======== Entries provided ========
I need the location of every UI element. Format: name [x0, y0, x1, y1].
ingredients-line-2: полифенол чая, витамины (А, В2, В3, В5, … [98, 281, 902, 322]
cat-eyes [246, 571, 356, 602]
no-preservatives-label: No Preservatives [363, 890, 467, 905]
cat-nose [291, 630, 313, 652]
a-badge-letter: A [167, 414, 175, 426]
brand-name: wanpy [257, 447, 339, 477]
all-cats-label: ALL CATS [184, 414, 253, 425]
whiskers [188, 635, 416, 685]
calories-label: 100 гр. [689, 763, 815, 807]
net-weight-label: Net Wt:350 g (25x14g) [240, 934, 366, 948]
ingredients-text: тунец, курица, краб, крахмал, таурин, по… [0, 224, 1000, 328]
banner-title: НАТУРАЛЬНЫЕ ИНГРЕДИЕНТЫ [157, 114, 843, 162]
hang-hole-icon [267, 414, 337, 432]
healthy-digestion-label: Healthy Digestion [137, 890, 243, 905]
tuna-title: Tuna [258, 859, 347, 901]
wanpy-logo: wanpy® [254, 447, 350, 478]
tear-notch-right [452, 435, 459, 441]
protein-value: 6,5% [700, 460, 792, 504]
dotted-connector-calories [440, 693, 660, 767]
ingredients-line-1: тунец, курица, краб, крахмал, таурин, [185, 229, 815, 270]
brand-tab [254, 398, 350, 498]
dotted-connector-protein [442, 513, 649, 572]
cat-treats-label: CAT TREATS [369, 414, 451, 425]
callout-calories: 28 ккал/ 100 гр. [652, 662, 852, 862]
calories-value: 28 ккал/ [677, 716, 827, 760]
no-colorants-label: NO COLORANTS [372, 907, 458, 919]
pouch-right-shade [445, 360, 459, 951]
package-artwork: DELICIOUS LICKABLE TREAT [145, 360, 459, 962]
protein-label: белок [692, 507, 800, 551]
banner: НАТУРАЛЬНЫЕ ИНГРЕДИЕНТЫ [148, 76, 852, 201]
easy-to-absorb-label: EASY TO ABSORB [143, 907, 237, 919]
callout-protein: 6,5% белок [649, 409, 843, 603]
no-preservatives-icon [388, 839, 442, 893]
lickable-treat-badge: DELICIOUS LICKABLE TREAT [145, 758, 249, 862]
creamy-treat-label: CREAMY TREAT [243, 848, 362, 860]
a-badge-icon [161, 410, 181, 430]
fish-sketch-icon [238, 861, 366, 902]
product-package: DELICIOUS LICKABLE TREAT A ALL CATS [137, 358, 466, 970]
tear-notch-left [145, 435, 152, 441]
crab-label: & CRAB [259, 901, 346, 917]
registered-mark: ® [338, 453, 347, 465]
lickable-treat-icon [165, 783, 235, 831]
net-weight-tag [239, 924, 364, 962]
========
→ Exercise directions: Determine how many lines in the preceding records include the word "CATS". The answer is that number alone.

→ Response to this exercise: 2